● **Supplied data**
++++++

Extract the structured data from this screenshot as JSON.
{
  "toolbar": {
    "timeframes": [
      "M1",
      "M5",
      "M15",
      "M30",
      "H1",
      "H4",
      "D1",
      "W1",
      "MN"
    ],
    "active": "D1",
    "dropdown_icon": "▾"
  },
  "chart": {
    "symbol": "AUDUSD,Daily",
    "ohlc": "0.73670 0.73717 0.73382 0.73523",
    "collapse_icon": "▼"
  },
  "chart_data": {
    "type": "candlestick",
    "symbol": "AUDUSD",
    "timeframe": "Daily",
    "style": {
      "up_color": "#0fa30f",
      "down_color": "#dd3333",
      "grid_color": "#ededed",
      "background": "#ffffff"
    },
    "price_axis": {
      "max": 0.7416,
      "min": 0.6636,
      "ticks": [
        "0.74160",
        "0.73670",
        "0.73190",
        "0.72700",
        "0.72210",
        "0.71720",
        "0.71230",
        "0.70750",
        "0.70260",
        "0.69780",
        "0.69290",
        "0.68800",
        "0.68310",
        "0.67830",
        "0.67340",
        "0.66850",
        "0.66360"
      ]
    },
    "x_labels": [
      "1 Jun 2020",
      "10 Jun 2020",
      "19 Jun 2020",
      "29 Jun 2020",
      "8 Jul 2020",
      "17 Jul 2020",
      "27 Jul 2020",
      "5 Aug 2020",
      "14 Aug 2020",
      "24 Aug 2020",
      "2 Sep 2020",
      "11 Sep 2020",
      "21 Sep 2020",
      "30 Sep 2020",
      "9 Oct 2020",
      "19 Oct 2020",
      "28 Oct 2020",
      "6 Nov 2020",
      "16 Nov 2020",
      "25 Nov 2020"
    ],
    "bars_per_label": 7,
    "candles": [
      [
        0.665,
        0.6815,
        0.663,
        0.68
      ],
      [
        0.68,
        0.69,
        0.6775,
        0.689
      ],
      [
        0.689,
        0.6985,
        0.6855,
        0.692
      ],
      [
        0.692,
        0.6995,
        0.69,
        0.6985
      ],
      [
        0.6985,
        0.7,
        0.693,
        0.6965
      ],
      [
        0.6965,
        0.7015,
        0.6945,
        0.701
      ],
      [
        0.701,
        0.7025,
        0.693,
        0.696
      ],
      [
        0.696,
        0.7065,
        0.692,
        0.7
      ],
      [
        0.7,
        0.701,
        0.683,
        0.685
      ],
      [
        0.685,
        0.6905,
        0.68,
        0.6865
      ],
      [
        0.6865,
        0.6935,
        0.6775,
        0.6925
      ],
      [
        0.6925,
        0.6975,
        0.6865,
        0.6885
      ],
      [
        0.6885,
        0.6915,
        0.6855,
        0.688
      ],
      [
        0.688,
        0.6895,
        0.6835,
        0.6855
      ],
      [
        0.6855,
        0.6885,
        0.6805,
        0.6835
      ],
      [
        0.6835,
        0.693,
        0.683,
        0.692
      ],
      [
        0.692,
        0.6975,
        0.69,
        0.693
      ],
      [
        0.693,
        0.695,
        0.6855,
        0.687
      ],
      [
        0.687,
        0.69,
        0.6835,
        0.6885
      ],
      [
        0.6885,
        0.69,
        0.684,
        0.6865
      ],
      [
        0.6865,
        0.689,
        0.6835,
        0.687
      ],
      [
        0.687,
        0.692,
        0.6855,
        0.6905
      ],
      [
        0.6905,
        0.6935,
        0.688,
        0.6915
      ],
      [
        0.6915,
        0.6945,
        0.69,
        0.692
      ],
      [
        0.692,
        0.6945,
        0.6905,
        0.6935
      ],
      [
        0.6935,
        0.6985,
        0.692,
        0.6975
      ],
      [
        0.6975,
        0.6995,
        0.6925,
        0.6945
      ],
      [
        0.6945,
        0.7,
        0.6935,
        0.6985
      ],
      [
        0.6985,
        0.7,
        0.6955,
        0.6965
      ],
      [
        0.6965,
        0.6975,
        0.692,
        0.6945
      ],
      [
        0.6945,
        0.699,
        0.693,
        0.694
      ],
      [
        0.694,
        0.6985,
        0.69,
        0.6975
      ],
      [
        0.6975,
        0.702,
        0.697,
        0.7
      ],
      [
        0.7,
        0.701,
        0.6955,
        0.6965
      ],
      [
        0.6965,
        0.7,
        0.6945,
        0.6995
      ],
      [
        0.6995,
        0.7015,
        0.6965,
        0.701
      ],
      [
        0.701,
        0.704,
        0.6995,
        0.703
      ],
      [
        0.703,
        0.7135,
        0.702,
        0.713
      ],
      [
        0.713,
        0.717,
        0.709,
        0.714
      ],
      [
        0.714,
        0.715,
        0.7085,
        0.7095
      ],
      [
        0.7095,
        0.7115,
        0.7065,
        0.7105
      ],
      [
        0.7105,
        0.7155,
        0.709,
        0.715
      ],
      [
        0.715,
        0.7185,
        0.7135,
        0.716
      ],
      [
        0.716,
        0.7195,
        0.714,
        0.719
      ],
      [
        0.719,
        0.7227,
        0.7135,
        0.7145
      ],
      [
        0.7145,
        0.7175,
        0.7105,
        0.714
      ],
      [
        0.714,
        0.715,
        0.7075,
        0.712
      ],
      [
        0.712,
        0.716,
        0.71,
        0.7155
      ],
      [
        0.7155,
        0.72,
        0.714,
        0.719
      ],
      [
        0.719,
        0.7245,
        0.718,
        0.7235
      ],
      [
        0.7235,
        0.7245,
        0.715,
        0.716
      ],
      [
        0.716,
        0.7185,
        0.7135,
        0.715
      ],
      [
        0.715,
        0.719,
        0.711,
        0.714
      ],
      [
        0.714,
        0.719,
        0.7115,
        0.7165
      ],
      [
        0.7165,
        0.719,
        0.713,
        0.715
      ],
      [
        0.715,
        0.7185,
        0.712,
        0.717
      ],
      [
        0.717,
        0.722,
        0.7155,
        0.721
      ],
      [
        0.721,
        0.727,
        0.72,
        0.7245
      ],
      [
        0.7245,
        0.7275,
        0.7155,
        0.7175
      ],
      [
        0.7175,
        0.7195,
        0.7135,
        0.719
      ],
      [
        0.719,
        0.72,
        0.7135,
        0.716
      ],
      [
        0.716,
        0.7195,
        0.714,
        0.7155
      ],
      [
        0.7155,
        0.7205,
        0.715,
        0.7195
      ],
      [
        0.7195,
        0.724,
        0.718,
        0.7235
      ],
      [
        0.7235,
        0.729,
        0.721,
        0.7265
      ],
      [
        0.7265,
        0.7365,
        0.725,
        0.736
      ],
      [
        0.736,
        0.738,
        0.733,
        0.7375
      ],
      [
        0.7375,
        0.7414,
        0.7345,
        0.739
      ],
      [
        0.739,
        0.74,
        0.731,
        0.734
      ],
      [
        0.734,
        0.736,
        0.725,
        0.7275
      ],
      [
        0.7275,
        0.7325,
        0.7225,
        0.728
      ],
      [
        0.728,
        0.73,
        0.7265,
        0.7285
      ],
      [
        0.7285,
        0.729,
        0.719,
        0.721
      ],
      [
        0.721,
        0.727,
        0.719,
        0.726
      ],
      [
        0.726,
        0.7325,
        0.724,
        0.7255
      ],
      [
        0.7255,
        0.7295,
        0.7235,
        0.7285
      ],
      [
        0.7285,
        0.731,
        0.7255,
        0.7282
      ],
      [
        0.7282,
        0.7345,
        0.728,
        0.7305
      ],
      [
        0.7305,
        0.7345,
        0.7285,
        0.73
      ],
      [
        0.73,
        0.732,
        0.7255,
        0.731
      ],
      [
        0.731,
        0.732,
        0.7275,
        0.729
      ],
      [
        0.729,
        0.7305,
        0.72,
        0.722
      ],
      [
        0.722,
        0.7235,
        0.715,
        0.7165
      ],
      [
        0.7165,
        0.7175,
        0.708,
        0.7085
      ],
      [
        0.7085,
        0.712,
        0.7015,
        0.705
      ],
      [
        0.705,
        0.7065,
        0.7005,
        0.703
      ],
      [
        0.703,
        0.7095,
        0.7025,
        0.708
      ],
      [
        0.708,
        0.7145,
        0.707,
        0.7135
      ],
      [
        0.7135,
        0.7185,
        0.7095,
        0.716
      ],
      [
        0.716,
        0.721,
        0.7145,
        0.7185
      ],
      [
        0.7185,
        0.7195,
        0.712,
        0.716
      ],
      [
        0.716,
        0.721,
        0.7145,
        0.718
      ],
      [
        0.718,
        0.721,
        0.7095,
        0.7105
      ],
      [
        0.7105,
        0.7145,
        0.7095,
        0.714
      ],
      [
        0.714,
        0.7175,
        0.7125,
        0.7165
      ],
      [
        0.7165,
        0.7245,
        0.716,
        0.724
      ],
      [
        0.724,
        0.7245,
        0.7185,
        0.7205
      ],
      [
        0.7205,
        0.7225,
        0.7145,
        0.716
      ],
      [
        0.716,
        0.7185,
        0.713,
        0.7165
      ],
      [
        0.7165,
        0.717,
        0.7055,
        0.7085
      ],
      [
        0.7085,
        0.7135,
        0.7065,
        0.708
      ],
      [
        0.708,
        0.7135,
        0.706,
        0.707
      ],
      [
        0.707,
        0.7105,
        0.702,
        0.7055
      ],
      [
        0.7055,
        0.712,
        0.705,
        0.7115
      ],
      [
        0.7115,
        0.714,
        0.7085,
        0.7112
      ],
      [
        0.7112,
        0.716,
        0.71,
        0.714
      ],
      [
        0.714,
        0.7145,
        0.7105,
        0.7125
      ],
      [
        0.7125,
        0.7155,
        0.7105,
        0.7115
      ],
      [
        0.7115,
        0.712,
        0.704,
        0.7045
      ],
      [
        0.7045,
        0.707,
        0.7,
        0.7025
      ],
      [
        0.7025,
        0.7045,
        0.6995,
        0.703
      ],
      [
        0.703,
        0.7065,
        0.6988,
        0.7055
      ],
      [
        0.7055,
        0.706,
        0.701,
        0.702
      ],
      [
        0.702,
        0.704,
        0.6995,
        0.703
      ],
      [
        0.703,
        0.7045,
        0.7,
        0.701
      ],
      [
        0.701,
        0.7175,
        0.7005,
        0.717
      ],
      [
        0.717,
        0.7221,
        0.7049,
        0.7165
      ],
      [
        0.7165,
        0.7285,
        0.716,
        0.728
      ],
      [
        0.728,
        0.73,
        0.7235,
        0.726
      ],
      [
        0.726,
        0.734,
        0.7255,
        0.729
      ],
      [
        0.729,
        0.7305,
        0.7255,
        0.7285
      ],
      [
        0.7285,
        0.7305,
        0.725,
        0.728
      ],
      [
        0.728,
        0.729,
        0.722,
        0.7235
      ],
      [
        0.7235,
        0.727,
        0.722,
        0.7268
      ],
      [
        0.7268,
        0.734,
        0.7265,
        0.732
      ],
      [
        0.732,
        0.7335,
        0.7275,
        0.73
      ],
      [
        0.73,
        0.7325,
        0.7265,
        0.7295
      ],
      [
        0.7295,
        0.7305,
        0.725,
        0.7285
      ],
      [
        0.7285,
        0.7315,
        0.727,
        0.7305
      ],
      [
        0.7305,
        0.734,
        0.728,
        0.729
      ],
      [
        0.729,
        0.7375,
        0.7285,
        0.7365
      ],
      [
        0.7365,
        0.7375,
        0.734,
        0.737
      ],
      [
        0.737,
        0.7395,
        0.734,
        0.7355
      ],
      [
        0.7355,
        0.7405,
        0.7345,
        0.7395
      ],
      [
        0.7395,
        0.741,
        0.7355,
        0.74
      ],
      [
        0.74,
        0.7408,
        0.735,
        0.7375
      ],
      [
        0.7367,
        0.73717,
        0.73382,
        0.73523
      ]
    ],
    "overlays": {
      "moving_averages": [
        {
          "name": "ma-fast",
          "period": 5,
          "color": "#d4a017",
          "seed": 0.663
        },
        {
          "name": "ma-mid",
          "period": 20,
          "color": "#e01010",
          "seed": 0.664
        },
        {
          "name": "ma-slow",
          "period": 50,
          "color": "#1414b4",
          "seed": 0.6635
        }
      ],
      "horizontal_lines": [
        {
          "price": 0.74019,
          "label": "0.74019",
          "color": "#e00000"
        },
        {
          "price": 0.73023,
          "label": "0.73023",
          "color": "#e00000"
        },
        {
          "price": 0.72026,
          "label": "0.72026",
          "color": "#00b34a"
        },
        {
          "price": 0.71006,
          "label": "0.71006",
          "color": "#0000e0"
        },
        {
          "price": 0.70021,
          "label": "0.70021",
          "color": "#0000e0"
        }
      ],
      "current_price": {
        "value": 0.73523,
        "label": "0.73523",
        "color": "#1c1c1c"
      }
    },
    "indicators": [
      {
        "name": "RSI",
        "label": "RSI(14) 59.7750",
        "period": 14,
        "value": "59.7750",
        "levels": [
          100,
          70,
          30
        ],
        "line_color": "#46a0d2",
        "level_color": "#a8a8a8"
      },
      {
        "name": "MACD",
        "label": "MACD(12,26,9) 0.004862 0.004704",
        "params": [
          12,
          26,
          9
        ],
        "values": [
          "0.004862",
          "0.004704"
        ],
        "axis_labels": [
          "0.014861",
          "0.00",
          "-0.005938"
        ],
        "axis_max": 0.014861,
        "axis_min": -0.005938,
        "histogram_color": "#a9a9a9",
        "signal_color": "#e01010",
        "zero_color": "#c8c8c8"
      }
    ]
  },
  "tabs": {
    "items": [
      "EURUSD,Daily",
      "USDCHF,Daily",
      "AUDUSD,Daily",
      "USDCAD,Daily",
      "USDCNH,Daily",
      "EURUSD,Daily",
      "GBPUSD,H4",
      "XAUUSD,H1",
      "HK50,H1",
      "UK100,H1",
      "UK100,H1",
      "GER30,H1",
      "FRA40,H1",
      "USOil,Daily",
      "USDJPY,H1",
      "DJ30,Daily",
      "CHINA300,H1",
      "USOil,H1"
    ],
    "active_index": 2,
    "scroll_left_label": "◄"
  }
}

++++++

● **Problem statement**
In the records above, collect each line with "period".

● **Exercise result**
          "period": 5,
          "period": 20,
          "period": 50,
        "period": 14,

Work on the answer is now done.